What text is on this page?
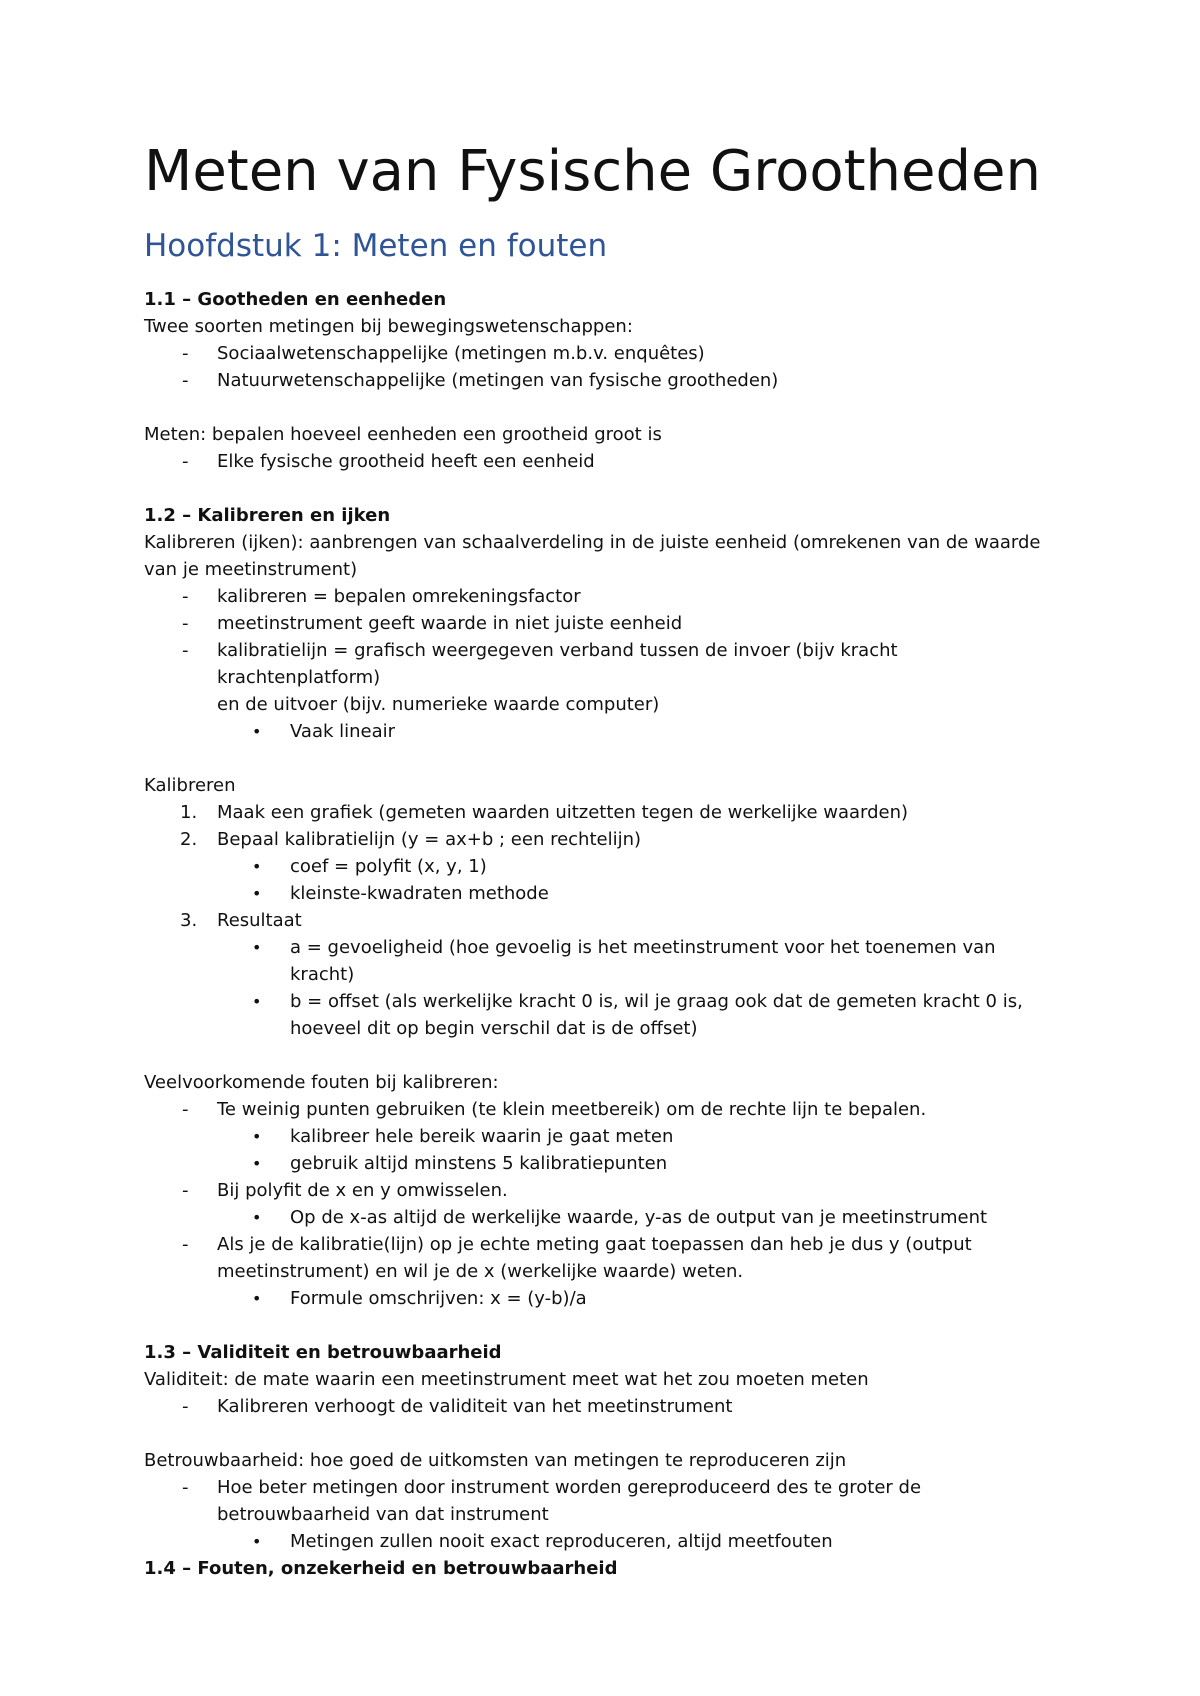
Meten van Fysische Grootheden
Hoofdstuk 1: Meten en fouten
1.1 – Gootheden en eenheden
Twee soorten metingen bij bewegingswetenschappen:
- Sociaalwetenschappelijke (metingen m.b.v. enquêtes)
- Natuurwetenschappelijke (metingen van fysische grootheden)
Meten: bepalen hoeveel eenheden een grootheid groot is
- Elke fysische grootheid heeft een eenheid
1.2 – Kalibreren en ijken
Kalibreren (ijken): aanbrengen van schaalverdeling in de juiste eenheid (omrekenen van de waarde
van je meetinstrument)
- kalibreren = bepalen omrekeningsfactor
- meetinstrument geeft waarde in niet juiste eenheid
- kalibratielijn = grafisch weergegeven verband tussen de invoer (bijv kracht krachtenplatform)
en de uitvoer (bijv. numerieke waarde computer)
• Vaak lineair
Kalibreren
1. Maak een grafiek (gemeten waarden uitzetten tegen de werkelijke waarden)
2. Bepaal kalibratielijn (y = ax+b ; een rechtelijn)
• coef = polyfit (x, y, 1)
• kleinste-kwadraten methode
3. Resultaat
• a = gevoeligheid (hoe gevoelig is het meetinstrument voor het toenemen van kracht)
• b = offset (als werkelijke kracht 0 is, wil je graag ook dat de gemeten kracht 0 is,
hoeveel dit op begin verschil dat is de offset)
Veelvoorkomende fouten bij kalibreren:
- Te weinig punten gebruiken (te klein meetbereik) om de rechte lijn te bepalen.
• kalibreer hele bereik waarin je gaat meten
• gebruik altijd minstens 5 kalibratiepunten
- Bij polyfit de x en y omwisselen.
• Op de x-as altijd de werkelijke waarde, y-as de output van je meetinstrument
- Als je de kalibratie(lijn) op je echte meting gaat toepassen dan heb je dus y (output
meetinstrument) en wil je de x (werkelijke waarde) weten.
• Formule omschrijven: x = (y-b)/a
1.3 – Validiteit en betrouwbaarheid
Validiteit: de mate waarin een meetinstrument meet wat het zou moeten meten
- Kalibreren verhoogt de validiteit van het meetinstrument
Betrouwbaarheid: hoe goed de uitkomsten van metingen te reproduceren zijn
- Hoe beter metingen door instrument worden gereproduceerd des te groter de
betrouwbaarheid van dat instrument
• Metingen zullen nooit exact reproduceren, altijd meetfouten
1.4 – Fouten, onzekerheid en betrouwbaarheid
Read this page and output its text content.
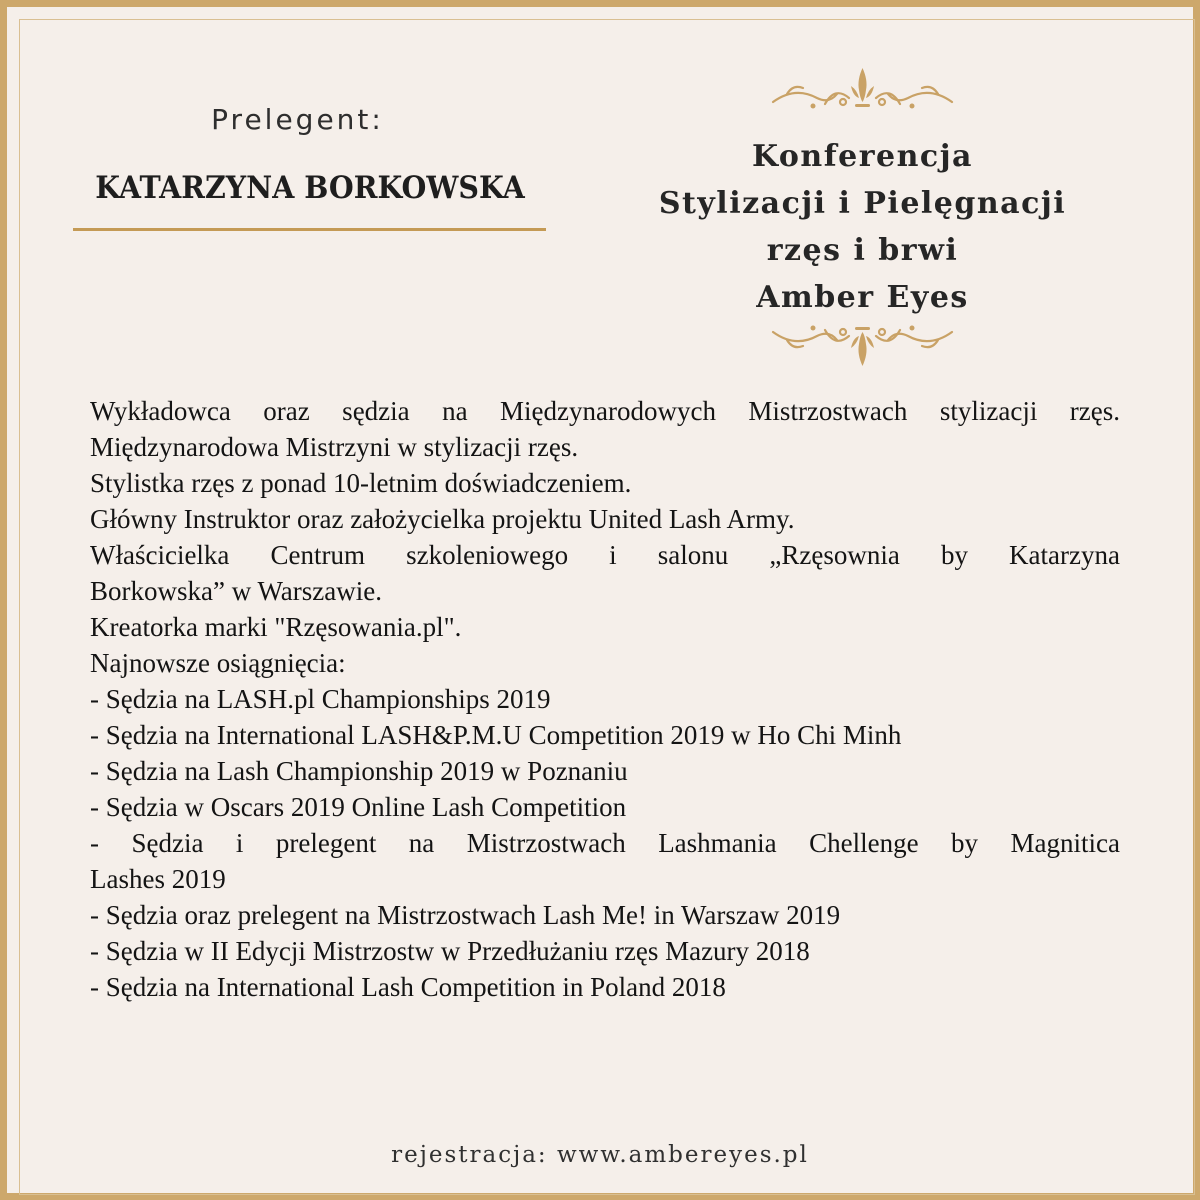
Prelegent:
KATARZYNA BORKOWSKA
Konferencja
Stylizacji i Pielęgnacji
rzęs i brwi
Amber Eyes
Wykładowca oraz sędzia na Międzynarodowych Mistrzostwach stylizacji rzęs.
Międzynarodowa Mistrzyni w stylizacji rzęs.
Stylistka rzęs z ponad 10-letnim doświadczeniem.
Główny Instruktor oraz założycielka projektu United Lash Army.
Właścicielka Centrum szkoleniowego i salonu „Rzęsownia by Katarzyna
Borkowska” w Warszawie.
Kreatorka marki "Rzęsowania.pl".
Najnowsze osiągnięcia:
- Sędzia na LASH.pl Championships 2019
- Sędzia na International LASH&P.M.U Competition 2019 w Ho Chi Minh
- Sędzia na Lash Championship 2019 w Poznaniu
- Sędzia w Oscars 2019 Online Lash Competition
- Sędzia i prelegent na Mistrzostwach Lashmania Chellenge by Magnitica
Lashes 2019
- Sędzia oraz prelegent na Mistrzostwach Lash Me! in Warszaw 2019
- Sędzia w II Edycji Mistrzostw w Przedłużaniu rzęs Mazury 2018
- Sędzia na International Lash Competition in Poland 2018
rejestracja: www.ambereyes.pl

○ ○ ○ ○

** Exercise goal **
Quote the listing above in full, except for the pictures.

** Exercise answer **
What text is on this page?
Meten van Fysische Grootheden
Hoofdstuk 1: Meten en fouten
1.1 – Gootheden en eenheden
Twee soorten metingen bij bewegingswetenschappen:
- Sociaalwetenschappelijke (metingen m.b.v. enquêtes)
- Natuurwetenschappelijke (metingen van fysische grootheden)
Meten: bepalen hoeveel eenheden een grootheid groot is
- Elke fysische grootheid heeft een eenheid
1.2 – Kalibreren en ijken
Kalibreren (ijken): aanbrengen van schaalverdeling in de juiste eenheid (omrekenen van de waarde
van je meetinstrument)
- kalibreren = bepalen omrekeningsfactor
- meetinstrument geeft waarde in niet juiste eenheid
- kalibratielijn = grafisch weergegeven verband tussen de invoer (bijv kracht krachtenplatform)
en de uitvoer (bijv. numerieke waarde computer)
• Vaak lineair
Kalibreren
1. Maak een grafiek (gemeten waarden uitzetten tegen de werkelijke waarden)
2. Bepaal kalibratielijn (y = ax+b ; een rechtelijn)
• coef = polyfit (x, y, 1)
• kleinste-kwadraten methode
3. Resultaat
• a = gevoeligheid (hoe gevoelig is het meetinstrument voor het toenemen van kracht)
• b = offset (als werkelijke kracht 0 is, wil je graag ook dat de gemeten kracht 0 is,
hoeveel dit op begin verschil dat is de offset)
Veelvoorkomende fouten bij kalibreren:
- Te weinig punten gebruiken (te klein meetbereik) om de rechte lijn te bepalen.
• kalibreer hele bereik waarin je gaat meten
• gebruik altijd minstens 5 kalibratiepunten
- Bij polyfit de x en y omwisselen.
• Op de x-as altijd de werkelijke waarde, y-as de output van je meetinstrument
- Als je de kalibratie(lijn) op je echte meting gaat toepassen dan heb je dus y (output
meetinstrument) en wil je de x (werkelijke waarde) weten.
• Formule omschrijven: x = (y-b)/a
1.3 – Validiteit en betrouwbaarheid
Validiteit: de mate waarin een meetinstrument meet wat het zou moeten meten
- Kalibreren verhoogt de validiteit van het meetinstrument
Betrouwbaarheid: hoe goed de uitkomsten van metingen te reproduceren zijn
- Hoe beter metingen door instrument worden gereproduceerd des te groter de
betrouwbaarheid van dat instrument
• Metingen zullen nooit exact reproduceren, altijd meetfouten
1.4 – Fouten, onzekerheid en betrouwbaarheid
Read this page and output its text content.
Prelegent:
KATARZYNA BORKOWSKA
Konferencja
Stylizacji i Pielęgnacji
rzęs i brwi
Amber Eyes
Wykładowca oraz sędzia na Międzynarodowych Mistrzostwach stylizacji rzęs.
Międzynarodowa Mistrzyni w stylizacji rzęs.
Stylistka rzęs z ponad 10-letnim doświadczeniem.
Główny Instruktor oraz założycielka projektu United Lash Army.
Właścicielka Centrum szkoleniowego i salonu „Rzęsownia by Katarzyna
Borkowska” w Warszawie.
Kreatorka marki "Rzęsowania.pl".
Najnowsze osiągnięcia:
- Sędzia na LASH.pl Championships 2019
- Sędzia na International LASH&P.M.U Competition 2019 w Ho Chi Minh
- Sędzia na Lash Championship 2019 w Poznaniu
- Sędzia w Oscars 2019 Online Lash Competition
- Sędzia i prelegent na Mistrzostwach Lashmania Chellenge by Magnitica
Lashes 2019
- Sędzia oraz prelegent na Mistrzostwach Lash Me! in Warszaw 2019
- Sędzia w II Edycji Mistrzostw w Przedłużaniu rzęs Mazury 2018
- Sędzia na International Lash Competition in Poland 2018
rejestracja: www.ambereyes.pl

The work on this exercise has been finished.